### [SHORT TASK]
Make an exact copy of the lines, leaving the pictures out.

### [INPUT ROWS]
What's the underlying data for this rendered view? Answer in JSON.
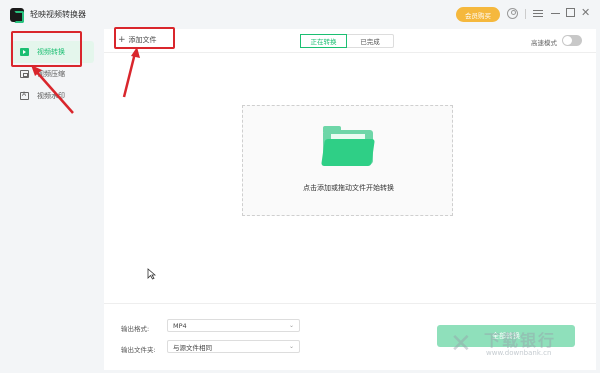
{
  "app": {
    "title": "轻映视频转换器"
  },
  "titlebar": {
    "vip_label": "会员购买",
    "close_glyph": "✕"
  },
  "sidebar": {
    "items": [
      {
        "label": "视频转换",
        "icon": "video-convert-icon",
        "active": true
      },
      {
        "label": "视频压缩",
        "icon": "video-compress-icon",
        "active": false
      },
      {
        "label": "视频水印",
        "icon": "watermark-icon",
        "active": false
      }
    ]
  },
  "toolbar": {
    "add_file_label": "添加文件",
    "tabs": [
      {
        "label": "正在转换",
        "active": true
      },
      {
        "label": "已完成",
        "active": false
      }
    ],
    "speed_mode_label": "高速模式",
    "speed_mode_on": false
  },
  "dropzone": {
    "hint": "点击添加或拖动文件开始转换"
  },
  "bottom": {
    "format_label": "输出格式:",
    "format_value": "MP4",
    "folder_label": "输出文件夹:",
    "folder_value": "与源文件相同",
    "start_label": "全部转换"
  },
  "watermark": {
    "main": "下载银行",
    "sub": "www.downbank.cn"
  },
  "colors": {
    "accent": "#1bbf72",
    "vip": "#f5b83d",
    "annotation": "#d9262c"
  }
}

### [WRITTEN ANSWER]
What's the underlying data for this rendered view? Answer in JSON.
{
  "app": {
    "title": "轻映视频转换器"
  },
  "titlebar": {
    "vip_label": "会员购买",
    "close_glyph": "✕"
  },
  "sidebar": {
    "items": [
      {
        "label": "视频转换",
        "icon": "video-convert-icon",
        "active": true
      },
      {
        "label": "视频压缩",
        "icon": "video-compress-icon",
        "active": false
      },
      {
        "label": "视频水印",
        "icon": "watermark-icon",
        "active": false
      }
    ]
  },
  "toolbar": {
    "add_file_label": "添加文件",
    "tabs": [
      {
        "label": "正在转换",
        "active": true
      },
      {
        "label": "已完成",
        "active": false
      }
    ],
    "speed_mode_label": "高速模式",
    "speed_mode_on": false
  },
  "dropzone": {
    "hint": "点击添加或拖动文件开始转换"
  },
  "bottom": {
    "format_label": "输出格式:",
    "format_value": "MP4",
    "folder_label": "输出文件夹:",
    "folder_value": "与源文件相同",
    "start_label": "全部转换"
  },
  "watermark": {
    "main": "下载银行",
    "sub": "www.downbank.cn"
  },
  "colors": {
    "accent": "#1bbf72",
    "vip": "#f5b83d",
    "annotation": "#d9262c"
  }
}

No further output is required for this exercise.